§ **INSTRUCTION**: Give the number of lines in the records below that include "pattern", and nothing more.

DATA FOR PROCESSING start

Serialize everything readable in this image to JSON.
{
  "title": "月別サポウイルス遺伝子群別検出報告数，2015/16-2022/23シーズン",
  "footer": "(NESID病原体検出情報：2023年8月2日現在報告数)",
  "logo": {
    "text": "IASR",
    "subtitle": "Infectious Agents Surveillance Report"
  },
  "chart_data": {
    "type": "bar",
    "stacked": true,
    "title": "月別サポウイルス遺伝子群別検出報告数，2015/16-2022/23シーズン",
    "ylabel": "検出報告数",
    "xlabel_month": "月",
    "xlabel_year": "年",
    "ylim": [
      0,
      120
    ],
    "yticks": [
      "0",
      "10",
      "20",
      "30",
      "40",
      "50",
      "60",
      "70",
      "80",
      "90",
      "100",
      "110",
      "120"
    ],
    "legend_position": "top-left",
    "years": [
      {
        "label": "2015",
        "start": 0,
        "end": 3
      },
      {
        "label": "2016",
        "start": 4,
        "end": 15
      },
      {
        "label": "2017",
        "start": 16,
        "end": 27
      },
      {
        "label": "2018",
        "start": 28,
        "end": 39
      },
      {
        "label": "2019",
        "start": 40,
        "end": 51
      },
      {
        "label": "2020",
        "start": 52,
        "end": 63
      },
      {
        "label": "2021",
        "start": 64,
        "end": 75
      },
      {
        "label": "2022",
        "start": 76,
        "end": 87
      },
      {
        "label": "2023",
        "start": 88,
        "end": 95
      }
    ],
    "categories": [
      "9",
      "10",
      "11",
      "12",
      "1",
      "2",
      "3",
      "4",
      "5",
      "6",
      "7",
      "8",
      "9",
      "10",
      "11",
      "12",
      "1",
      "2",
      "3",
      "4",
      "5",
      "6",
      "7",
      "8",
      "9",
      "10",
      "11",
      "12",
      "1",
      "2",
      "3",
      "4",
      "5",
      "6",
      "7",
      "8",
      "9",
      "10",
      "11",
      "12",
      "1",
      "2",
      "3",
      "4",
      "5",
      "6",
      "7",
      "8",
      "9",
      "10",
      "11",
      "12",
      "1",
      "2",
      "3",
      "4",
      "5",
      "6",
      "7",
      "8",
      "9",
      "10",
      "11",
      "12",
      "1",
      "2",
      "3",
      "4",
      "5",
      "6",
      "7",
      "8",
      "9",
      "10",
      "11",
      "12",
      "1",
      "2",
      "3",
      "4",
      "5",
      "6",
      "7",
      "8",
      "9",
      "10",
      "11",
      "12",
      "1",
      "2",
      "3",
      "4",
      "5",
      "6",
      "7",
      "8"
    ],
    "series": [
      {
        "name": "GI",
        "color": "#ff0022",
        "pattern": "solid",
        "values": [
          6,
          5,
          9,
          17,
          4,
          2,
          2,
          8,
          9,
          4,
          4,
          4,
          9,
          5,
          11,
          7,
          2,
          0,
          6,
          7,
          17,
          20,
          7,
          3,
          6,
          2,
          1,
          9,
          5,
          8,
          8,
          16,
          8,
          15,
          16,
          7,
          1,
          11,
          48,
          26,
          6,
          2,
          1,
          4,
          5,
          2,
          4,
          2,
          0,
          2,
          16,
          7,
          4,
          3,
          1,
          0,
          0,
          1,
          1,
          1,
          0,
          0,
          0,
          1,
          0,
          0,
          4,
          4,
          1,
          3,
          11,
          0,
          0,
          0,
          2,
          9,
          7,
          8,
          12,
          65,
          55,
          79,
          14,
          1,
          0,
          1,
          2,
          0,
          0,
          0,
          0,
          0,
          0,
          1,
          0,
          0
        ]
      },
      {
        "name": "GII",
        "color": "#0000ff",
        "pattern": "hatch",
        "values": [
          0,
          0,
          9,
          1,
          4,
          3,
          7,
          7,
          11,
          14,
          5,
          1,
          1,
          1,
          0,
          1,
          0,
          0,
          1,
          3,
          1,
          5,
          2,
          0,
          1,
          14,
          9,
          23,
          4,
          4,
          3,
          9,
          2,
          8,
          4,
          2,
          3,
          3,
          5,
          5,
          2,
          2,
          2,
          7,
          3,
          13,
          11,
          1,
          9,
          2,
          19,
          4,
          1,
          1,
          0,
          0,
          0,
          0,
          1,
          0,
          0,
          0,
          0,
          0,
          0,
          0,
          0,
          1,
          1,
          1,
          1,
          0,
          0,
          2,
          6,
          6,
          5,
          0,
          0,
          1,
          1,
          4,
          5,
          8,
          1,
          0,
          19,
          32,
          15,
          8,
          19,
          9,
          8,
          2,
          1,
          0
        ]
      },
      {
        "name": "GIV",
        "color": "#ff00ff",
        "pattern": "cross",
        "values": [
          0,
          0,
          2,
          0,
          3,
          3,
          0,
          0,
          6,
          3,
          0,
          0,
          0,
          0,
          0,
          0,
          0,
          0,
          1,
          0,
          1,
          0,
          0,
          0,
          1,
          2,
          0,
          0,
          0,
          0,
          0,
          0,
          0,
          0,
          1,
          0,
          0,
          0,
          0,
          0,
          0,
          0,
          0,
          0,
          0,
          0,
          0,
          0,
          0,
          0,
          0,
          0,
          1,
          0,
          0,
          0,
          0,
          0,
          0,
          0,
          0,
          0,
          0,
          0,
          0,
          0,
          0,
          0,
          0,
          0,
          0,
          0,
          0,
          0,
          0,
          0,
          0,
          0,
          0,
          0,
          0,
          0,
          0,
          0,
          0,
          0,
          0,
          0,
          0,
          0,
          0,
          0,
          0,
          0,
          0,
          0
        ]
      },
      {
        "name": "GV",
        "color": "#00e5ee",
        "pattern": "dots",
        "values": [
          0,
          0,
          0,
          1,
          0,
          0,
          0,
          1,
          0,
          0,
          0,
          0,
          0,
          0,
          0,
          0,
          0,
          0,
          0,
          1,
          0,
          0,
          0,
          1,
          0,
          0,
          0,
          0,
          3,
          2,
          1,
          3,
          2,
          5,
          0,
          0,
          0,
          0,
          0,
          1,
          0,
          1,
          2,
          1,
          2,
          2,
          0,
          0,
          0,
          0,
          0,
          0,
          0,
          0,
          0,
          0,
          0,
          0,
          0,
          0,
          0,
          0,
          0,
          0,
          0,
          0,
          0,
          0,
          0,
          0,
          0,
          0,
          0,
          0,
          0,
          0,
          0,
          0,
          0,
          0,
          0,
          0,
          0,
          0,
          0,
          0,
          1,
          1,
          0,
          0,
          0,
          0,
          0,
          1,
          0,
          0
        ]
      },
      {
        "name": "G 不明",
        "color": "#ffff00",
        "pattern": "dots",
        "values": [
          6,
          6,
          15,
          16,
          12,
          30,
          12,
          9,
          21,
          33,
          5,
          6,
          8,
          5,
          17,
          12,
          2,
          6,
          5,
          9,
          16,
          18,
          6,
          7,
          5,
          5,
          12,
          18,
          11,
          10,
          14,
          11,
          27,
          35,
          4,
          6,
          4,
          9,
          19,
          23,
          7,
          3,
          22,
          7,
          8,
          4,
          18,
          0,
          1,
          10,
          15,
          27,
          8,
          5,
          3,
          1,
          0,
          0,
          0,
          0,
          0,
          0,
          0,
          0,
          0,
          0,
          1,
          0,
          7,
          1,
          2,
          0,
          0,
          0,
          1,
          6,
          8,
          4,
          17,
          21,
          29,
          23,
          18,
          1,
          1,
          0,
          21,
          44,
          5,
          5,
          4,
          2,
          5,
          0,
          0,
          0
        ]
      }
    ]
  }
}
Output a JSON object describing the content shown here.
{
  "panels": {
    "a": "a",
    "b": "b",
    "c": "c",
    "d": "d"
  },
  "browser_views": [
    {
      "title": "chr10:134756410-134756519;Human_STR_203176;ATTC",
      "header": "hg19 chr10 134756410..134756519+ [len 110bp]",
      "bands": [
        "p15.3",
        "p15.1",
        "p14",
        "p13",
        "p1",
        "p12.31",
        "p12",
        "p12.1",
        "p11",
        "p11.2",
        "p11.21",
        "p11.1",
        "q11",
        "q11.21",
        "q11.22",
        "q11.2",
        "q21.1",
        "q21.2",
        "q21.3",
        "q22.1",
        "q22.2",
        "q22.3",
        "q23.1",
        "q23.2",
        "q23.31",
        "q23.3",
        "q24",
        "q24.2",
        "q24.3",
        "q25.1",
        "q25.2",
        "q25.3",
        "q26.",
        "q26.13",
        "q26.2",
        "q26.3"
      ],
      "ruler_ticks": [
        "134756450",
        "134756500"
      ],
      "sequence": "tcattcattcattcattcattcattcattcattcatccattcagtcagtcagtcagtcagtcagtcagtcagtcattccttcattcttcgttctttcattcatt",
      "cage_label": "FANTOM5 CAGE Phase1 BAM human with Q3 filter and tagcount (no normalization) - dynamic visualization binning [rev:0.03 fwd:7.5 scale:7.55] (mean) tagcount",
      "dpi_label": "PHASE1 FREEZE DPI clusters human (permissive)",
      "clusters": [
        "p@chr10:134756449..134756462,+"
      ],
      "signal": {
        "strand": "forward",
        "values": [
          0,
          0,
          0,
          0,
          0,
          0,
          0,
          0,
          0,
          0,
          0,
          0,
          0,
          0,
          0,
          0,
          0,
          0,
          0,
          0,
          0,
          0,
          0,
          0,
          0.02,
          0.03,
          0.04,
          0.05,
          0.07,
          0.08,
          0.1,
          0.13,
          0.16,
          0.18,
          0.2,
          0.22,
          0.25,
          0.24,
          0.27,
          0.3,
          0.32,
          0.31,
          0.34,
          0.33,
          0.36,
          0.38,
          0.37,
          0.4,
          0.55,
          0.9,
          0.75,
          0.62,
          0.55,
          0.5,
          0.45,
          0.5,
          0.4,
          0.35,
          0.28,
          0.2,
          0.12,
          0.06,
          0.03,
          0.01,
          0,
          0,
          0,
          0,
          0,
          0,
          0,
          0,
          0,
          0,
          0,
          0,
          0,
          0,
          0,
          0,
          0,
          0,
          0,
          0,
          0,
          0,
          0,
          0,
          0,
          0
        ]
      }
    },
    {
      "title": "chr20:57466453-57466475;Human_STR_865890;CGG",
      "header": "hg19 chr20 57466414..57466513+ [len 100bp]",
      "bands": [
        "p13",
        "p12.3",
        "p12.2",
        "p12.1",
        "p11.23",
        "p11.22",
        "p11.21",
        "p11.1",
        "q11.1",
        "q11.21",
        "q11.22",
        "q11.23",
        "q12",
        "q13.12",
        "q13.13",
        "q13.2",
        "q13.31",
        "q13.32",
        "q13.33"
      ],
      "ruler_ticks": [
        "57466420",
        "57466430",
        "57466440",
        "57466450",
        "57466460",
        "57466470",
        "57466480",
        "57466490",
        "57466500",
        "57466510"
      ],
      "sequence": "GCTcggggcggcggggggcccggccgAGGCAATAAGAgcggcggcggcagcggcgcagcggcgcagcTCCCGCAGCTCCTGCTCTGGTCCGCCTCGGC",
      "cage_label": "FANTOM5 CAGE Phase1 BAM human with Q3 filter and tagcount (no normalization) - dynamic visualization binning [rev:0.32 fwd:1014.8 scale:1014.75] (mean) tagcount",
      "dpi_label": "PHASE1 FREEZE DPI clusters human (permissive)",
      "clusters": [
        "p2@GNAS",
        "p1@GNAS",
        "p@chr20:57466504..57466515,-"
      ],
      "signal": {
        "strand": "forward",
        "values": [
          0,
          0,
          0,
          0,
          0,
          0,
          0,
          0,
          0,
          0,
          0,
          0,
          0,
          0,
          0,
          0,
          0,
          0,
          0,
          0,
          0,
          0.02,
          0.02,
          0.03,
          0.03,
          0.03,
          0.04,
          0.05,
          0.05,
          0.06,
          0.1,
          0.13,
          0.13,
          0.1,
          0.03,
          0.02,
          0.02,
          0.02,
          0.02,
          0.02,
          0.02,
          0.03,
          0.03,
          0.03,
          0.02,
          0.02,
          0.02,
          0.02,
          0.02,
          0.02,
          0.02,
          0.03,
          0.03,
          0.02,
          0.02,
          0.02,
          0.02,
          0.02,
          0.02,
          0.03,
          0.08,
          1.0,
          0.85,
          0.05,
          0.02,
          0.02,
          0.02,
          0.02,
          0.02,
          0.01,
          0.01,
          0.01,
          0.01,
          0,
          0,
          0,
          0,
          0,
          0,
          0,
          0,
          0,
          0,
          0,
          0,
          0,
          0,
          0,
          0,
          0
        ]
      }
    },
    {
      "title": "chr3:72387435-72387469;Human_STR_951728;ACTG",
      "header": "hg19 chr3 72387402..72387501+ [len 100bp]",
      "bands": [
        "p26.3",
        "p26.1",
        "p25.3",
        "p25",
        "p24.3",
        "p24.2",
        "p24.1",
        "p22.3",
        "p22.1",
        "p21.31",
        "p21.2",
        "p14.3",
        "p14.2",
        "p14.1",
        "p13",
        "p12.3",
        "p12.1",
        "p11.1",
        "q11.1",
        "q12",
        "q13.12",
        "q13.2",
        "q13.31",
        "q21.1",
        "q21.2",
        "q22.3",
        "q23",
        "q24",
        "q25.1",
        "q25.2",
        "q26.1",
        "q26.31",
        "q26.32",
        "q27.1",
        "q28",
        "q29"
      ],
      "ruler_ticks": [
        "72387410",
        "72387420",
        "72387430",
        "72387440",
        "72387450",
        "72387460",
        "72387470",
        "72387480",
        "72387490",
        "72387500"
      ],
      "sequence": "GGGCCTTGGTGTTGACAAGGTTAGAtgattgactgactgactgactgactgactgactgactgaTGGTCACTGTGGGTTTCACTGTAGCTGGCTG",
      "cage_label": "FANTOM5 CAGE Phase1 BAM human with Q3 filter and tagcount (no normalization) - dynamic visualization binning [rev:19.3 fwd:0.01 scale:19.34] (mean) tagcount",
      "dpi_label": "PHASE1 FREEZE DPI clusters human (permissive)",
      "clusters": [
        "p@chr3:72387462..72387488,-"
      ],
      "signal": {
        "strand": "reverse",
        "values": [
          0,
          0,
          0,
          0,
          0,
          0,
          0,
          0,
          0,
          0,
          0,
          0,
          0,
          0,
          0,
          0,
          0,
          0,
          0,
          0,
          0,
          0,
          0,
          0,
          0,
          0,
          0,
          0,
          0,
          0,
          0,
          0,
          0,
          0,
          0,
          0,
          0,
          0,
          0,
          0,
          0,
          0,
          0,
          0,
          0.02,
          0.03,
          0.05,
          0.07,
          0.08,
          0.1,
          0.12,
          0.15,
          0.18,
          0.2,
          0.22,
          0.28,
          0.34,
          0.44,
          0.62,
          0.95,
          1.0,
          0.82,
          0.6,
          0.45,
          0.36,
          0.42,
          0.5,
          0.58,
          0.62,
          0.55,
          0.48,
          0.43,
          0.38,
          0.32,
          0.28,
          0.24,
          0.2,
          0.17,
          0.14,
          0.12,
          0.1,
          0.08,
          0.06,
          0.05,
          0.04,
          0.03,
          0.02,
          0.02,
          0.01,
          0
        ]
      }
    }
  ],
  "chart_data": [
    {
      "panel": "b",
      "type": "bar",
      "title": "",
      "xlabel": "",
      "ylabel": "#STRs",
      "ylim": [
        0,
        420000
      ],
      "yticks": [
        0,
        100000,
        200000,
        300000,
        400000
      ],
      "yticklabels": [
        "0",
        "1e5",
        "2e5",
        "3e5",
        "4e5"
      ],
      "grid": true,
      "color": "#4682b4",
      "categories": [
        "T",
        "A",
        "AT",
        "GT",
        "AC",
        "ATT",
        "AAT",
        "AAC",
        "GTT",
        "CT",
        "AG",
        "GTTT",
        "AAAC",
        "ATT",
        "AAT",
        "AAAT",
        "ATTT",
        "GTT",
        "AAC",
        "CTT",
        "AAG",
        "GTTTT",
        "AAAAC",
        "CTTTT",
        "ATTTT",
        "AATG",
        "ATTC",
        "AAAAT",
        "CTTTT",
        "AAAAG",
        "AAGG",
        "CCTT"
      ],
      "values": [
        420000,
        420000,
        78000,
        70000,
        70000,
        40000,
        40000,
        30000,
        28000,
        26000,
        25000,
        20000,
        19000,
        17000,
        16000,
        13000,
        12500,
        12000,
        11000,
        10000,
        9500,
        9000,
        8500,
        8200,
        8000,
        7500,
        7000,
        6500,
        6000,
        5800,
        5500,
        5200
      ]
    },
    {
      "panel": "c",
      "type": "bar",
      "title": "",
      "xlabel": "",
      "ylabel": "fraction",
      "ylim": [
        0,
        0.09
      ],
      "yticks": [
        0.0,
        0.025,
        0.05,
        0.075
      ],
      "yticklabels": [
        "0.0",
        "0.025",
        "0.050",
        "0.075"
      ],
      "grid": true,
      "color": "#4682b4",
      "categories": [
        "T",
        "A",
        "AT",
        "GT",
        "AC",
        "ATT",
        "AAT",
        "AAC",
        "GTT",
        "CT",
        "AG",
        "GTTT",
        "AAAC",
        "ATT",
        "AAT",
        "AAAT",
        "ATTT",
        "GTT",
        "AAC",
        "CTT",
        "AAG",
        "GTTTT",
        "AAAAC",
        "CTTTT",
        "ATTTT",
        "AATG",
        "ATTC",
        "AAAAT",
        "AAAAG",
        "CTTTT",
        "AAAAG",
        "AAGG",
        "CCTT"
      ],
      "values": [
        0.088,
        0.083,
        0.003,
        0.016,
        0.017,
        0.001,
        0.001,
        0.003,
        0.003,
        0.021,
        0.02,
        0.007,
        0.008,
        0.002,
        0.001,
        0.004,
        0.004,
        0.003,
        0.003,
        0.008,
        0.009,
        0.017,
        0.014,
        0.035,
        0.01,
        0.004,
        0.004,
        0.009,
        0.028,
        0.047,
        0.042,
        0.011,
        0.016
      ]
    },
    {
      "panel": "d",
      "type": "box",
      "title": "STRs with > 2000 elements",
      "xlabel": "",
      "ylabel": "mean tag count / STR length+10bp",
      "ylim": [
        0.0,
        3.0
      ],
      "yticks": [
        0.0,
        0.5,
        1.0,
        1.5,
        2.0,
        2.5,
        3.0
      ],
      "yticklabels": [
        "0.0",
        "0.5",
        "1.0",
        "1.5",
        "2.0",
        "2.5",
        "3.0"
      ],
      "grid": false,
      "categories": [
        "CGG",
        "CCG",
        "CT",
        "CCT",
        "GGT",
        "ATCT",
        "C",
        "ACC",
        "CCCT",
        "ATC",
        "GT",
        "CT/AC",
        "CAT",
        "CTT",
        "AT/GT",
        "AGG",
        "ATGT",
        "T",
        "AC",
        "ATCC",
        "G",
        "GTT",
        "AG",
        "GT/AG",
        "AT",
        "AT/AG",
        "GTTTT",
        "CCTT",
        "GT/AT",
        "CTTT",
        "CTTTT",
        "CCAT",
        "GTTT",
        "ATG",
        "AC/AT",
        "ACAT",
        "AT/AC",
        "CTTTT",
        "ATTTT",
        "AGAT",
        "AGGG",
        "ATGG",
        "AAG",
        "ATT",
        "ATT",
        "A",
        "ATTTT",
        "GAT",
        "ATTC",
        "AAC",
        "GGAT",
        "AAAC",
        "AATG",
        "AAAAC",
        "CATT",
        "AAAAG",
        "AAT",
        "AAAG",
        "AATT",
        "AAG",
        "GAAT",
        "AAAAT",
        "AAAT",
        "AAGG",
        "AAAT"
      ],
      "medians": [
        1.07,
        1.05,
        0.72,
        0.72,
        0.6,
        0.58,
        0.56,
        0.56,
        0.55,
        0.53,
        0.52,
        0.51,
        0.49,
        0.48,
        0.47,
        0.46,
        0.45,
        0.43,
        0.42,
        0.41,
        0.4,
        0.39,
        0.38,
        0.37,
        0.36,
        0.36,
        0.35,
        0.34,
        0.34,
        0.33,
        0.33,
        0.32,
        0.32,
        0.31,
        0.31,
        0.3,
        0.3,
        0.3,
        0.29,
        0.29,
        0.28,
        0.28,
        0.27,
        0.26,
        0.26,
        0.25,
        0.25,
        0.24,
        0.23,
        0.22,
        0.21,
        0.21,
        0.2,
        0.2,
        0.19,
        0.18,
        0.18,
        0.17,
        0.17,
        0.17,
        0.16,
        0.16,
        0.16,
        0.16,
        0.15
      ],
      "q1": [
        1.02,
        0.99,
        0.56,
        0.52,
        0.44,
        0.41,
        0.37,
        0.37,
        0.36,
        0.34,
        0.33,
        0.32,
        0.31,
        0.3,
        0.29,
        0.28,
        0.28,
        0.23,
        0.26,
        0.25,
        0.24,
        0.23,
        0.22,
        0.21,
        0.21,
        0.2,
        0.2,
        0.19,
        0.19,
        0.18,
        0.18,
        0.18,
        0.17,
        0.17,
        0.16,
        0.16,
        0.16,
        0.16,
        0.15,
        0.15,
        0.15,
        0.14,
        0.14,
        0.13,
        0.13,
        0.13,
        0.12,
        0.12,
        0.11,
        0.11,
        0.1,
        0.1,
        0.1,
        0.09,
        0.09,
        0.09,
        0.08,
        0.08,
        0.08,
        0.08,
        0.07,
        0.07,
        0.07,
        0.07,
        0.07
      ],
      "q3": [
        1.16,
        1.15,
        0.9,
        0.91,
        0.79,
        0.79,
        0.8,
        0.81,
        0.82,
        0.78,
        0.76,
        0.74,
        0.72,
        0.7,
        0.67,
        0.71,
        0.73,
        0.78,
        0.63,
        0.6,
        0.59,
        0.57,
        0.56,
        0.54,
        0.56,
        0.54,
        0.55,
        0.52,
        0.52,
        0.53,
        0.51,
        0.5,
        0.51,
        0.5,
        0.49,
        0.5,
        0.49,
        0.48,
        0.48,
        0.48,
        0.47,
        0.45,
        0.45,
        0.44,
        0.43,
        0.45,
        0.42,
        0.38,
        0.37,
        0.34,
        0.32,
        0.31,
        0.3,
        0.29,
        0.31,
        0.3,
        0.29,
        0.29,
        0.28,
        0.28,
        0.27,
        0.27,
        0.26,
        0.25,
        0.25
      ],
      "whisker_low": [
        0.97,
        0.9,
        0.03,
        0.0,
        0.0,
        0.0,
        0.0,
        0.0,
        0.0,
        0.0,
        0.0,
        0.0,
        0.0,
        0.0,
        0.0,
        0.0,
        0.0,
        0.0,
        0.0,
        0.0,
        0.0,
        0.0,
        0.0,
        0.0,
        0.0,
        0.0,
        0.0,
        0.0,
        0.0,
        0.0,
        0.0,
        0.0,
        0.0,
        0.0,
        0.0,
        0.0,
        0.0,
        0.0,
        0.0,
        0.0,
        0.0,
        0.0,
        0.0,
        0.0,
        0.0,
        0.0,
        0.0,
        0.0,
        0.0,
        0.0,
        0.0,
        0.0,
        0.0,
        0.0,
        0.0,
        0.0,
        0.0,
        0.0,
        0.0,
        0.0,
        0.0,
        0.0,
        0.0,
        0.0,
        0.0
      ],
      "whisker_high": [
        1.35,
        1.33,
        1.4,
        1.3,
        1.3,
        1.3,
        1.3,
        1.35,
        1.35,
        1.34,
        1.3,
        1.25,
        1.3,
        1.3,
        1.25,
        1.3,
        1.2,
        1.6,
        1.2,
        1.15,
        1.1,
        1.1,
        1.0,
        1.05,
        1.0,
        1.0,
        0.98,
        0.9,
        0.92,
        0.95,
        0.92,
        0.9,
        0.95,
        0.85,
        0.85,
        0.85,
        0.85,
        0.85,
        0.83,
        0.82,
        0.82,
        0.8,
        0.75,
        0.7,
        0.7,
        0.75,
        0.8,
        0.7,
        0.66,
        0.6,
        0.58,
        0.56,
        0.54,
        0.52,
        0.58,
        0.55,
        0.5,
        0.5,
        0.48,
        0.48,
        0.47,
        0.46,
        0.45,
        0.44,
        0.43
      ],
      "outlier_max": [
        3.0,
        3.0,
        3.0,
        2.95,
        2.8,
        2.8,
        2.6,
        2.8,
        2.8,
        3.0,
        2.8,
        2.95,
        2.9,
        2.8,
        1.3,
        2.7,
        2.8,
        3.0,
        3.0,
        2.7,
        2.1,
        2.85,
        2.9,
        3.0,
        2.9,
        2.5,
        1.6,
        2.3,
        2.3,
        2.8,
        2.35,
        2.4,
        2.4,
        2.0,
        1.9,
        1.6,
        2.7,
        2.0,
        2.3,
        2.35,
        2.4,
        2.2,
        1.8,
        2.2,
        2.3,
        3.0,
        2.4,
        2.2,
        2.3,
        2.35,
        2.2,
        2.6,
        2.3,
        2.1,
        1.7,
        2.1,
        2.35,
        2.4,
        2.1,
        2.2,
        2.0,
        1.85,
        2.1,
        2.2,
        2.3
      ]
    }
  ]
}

DATA FOR PROCESSING end

§ **COMPLETE RESPONSE**: 5